Will you transcribe the entries that follow, exactly and in full?

Information shown:
....................

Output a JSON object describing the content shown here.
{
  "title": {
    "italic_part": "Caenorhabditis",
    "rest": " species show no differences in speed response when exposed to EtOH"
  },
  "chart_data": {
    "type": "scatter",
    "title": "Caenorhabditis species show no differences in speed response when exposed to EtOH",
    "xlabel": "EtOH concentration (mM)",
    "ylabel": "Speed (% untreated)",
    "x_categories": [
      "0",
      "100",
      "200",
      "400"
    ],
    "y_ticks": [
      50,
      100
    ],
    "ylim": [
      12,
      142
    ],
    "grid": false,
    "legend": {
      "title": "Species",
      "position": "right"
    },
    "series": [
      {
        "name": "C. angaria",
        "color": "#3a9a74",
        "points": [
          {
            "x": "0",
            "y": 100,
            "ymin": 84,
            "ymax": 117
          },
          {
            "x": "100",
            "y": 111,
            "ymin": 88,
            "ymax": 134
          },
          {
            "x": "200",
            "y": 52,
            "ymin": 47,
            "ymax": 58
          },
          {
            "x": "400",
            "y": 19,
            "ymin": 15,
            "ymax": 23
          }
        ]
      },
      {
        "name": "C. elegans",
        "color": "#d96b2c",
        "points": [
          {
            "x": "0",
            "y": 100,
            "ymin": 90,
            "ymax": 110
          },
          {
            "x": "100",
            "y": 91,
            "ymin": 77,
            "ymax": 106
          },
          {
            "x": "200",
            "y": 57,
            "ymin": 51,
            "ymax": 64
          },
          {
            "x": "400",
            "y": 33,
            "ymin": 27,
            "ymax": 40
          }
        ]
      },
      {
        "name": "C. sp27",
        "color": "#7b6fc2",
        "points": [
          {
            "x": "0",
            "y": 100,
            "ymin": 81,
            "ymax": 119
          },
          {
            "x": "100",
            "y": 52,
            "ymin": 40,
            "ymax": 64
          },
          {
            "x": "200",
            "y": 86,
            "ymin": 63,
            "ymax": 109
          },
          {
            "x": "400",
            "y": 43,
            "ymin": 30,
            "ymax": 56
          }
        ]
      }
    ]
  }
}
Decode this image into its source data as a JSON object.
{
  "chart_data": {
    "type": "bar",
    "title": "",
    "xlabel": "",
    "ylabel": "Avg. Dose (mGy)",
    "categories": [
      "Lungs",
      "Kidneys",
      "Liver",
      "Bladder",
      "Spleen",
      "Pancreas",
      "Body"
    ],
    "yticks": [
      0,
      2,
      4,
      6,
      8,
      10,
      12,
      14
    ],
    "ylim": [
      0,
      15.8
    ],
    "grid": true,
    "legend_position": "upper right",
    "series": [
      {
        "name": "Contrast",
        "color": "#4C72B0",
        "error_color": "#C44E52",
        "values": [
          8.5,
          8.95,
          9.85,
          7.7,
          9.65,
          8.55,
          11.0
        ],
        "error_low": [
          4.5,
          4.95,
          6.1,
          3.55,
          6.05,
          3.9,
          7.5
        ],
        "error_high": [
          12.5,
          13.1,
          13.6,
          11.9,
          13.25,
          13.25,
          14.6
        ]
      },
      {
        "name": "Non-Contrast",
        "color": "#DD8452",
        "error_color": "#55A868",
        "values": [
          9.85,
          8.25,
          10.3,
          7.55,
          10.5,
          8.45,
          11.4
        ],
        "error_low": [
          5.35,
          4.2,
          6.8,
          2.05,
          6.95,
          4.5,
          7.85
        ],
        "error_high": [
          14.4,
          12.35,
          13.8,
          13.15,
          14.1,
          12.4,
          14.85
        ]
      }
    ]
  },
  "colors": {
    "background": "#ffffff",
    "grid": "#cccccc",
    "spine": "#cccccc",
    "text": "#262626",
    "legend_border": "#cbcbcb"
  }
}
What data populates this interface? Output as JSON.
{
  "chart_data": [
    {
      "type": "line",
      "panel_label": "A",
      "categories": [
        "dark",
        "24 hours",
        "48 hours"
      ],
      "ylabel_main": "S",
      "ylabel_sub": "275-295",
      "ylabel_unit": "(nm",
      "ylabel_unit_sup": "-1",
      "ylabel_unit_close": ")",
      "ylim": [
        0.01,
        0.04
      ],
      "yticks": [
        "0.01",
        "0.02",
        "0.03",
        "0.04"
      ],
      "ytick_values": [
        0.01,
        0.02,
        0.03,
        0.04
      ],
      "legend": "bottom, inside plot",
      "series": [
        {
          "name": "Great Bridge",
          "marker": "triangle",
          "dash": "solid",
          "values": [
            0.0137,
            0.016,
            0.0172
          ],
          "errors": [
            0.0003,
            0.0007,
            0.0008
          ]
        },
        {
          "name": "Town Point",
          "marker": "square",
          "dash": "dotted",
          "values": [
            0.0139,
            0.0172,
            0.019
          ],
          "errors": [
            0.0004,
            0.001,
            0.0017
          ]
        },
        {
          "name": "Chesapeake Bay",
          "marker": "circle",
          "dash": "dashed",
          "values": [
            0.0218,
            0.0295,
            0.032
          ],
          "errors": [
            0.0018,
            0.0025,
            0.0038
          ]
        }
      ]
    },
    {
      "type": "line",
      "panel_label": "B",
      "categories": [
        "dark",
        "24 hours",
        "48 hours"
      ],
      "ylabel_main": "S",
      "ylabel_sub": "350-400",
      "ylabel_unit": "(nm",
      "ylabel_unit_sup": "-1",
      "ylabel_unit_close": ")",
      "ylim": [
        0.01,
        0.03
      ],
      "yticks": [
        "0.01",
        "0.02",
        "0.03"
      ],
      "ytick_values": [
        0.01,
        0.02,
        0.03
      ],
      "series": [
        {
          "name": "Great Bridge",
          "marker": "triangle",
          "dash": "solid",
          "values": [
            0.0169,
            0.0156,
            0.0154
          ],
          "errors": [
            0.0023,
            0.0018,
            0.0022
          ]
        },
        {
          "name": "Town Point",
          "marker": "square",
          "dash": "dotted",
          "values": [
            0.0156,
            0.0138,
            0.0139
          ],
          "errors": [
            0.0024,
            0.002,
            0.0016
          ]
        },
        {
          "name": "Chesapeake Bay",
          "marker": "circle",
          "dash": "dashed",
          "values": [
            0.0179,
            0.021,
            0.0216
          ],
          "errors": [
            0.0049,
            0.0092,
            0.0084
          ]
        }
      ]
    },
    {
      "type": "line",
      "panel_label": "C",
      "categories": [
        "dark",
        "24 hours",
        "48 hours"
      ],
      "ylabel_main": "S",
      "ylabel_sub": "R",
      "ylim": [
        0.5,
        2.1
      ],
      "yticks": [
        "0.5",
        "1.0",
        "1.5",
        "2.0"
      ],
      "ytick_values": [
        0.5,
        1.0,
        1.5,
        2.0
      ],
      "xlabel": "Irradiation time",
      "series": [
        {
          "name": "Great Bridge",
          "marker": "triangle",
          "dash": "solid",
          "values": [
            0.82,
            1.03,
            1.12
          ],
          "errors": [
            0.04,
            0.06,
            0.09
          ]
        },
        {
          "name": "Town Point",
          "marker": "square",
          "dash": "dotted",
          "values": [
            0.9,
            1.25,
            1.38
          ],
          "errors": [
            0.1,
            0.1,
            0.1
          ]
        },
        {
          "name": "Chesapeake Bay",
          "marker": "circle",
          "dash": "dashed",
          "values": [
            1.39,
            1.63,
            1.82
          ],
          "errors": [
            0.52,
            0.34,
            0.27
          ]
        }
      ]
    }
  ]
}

....................

Solution to the exercise:
Output a JSON object describing the content shown here.
{
  "title": {
    "italic_part": "Caenorhabditis",
    "rest": " species show no differences in speed response when exposed to EtOH"
  },
  "chart_data": {
    "type": "scatter",
    "title": "Caenorhabditis species show no differences in speed response when exposed to EtOH",
    "xlabel": "EtOH concentration (mM)",
    "ylabel": "Speed (% untreated)",
    "x_categories": [
      "0",
      "100",
      "200",
      "400"
    ],
    "y_ticks": [
      50,
      100
    ],
    "ylim": [
      12,
      142
    ],
    "grid": false,
    "legend": {
      "title": "Species",
      "position": "right"
    },
    "series": [
      {
        "name": "C. angaria",
        "color": "#3a9a74",
        "points": [
          {
            "x": "0",
            "y": 100,
            "ymin": 84,
            "ymax": 117
          },
          {
            "x": "100",
            "y": 111,
            "ymin": 88,
            "ymax": 134
          },
          {
            "x": "200",
            "y": 52,
            "ymin": 47,
            "ymax": 58
          },
          {
            "x": "400",
            "y": 19,
            "ymin": 15,
            "ymax": 23
          }
        ]
      },
      {
        "name": "C. elegans",
        "color": "#d96b2c",
        "points": [
          {
            "x": "0",
            "y": 100,
            "ymin": 90,
            "ymax": 110
          },
          {
            "x": "100",
            "y": 91,
            "ymin": 77,
            "ymax": 106
          },
          {
            "x": "200",
            "y": 57,
            "ymin": 51,
            "ymax": 64
          },
          {
            "x": "400",
            "y": 33,
            "ymin": 27,
            "ymax": 40
          }
        ]
      },
      {
        "name": "C. sp27",
        "color": "#7b6fc2",
        "points": [
          {
            "x": "0",
            "y": 100,
            "ymin": 81,
            "ymax": 119
          },
          {
            "x": "100",
            "y": 52,
            "ymin": 40,
            "ymax": 64
          },
          {
            "x": "200",
            "y": 86,
            "ymin": 63,
            "ymax": 109
          },
          {
            "x": "400",
            "y": 43,
            "ymin": 30,
            "ymax": 56
          }
        ]
      }
    ]
  }
}
Decode this image into its source data as a JSON object.
{
  "chart_data": {
    "type": "bar",
    "title": "",
    "xlabel": "",
    "ylabel": "Avg. Dose (mGy)",
    "categories": [
      "Lungs",
      "Kidneys",
      "Liver",
      "Bladder",
      "Spleen",
      "Pancreas",
      "Body"
    ],
    "yticks": [
      0,
      2,
      4,
      6,
      8,
      10,
      12,
      14
    ],
    "ylim": [
      0,
      15.8
    ],
    "grid": true,
    "legend_position": "upper right",
    "series": [
      {
        "name": "Contrast",
        "color": "#4C72B0",
        "error_color": "#C44E52",
        "values": [
          8.5,
          8.95,
          9.85,
          7.7,
          9.65,
          8.55,
          11.0
        ],
        "error_low": [
          4.5,
          4.95,
          6.1,
          3.55,
          6.05,
          3.9,
          7.5
        ],
        "error_high": [
          12.5,
          13.1,
          13.6,
          11.9,
          13.25,
          13.25,
          14.6
        ]
      },
      {
        "name": "Non-Contrast",
        "color": "#DD8452",
        "error_color": "#55A868",
        "values": [
          9.85,
          8.25,
          10.3,
          7.55,
          10.5,
          8.45,
          11.4
        ],
        "error_low": [
          5.35,
          4.2,
          6.8,
          2.05,
          6.95,
          4.5,
          7.85
        ],
        "error_high": [
          14.4,
          12.35,
          13.8,
          13.15,
          14.1,
          12.4,
          14.85
        ]
      }
    ]
  },
  "colors": {
    "background": "#ffffff",
    "grid": "#cccccc",
    "spine": "#cccccc",
    "text": "#262626",
    "legend_border": "#cbcbcb"
  }
}
What data populates this interface? Output as JSON.
{
  "chart_data": [
    {
      "type": "line",
      "panel_label": "A",
      "categories": [
        "dark",
        "24 hours",
        "48 hours"
      ],
      "ylabel_main": "S",
      "ylabel_sub": "275-295",
      "ylabel_unit": "(nm",
      "ylabel_unit_sup": "-1",
      "ylabel_unit_close": ")",
      "ylim": [
        0.01,
        0.04
      ],
      "yticks": [
        "0.01",
        "0.02",
        "0.03",
        "0.04"
      ],
      "ytick_values": [
        0.01,
        0.02,
        0.03,
        0.04
      ],
      "legend": "bottom, inside plot",
      "series": [
        {
          "name": "Great Bridge",
          "marker": "triangle",
          "dash": "solid",
          "values": [
            0.0137,
            0.016,
            0.0172
          ],
          "errors": [
            0.0003,
            0.0007,
            0.0008
          ]
        },
        {
          "name": "Town Point",
          "marker": "square",
          "dash": "dotted",
          "values": [
            0.0139,
            0.0172,
            0.019
          ],
          "errors": [
            0.0004,
            0.001,
            0.0017
          ]
        },
        {
          "name": "Chesapeake Bay",
          "marker": "circle",
          "dash": "dashed",
          "values": [
            0.0218,
            0.0295,
            0.032
          ],
          "errors": [
            0.0018,
            0.0025,
            0.0038
          ]
        }
      ]
    },
    {
      "type": "line",
      "panel_label": "B",
      "categories": [
        "dark",
        "24 hours",
        "48 hours"
      ],
      "ylabel_main": "S",
      "ylabel_sub": "350-400",
      "ylabel_unit": "(nm",
      "ylabel_unit_sup": "-1",
      "ylabel_unit_close": ")",
      "ylim": [
        0.01,
        0.03
      ],
      "yticks": [
        "0.01",
        "0.02",
        "0.03"
      ],
      "ytick_values": [
        0.01,
        0.02,
        0.03
      ],
      "series": [
        {
          "name": "Great Bridge",
          "marker": "triangle",
          "dash": "solid",
          "values": [
            0.0169,
            0.0156,
            0.0154
          ],
          "errors": [
            0.0023,
            0.0018,
            0.0022
          ]
        },
        {
          "name": "Town Point",
          "marker": "square",
          "dash": "dotted",
          "values": [
            0.0156,
            0.0138,
            0.0139
          ],
          "errors": [
            0.0024,
            0.002,
            0.0016
          ]
        },
        {
          "name": "Chesapeake Bay",
          "marker": "circle",
          "dash": "dashed",
          "values": [
            0.0179,
            0.021,
            0.0216
          ],
          "errors": [
            0.0049,
            0.0092,
            0.0084
          ]
        }
      ]
    },
    {
      "type": "line",
      "panel_label": "C",
      "categories": [
        "dark",
        "24 hours",
        "48 hours"
      ],
      "ylabel_main": "S",
      "ylabel_sub": "R",
      "ylim": [
        0.5,
        2.1
      ],
      "yticks": [
        "0.5",
        "1.0",
        "1.5",
        "2.0"
      ],
      "ytick_values": [
        0.5,
        1.0,
        1.5,
        2.0
      ],
      "xlabel": "Irradiation time",
      "series": [
        {
          "name": "Great Bridge",
          "marker": "triangle",
          "dash": "solid",
          "values": [
            0.82,
            1.03,
            1.12
          ],
          "errors": [
            0.04,
            0.06,
            0.09
          ]
        },
        {
          "name": "Town Point",
          "marker": "square",
          "dash": "dotted",
          "values": [
            0.9,
            1.25,
            1.38
          ],
          "errors": [
            0.1,
            0.1,
            0.1
          ]
        },
        {
          "name": "Chesapeake Bay",
          "marker": "circle",
          "dash": "dashed",
          "values": [
            1.39,
            1.63,
            1.82
          ],
          "errors": [
            0.52,
            0.34,
            0.27
          ]
        }
      ]
    }
  ]
}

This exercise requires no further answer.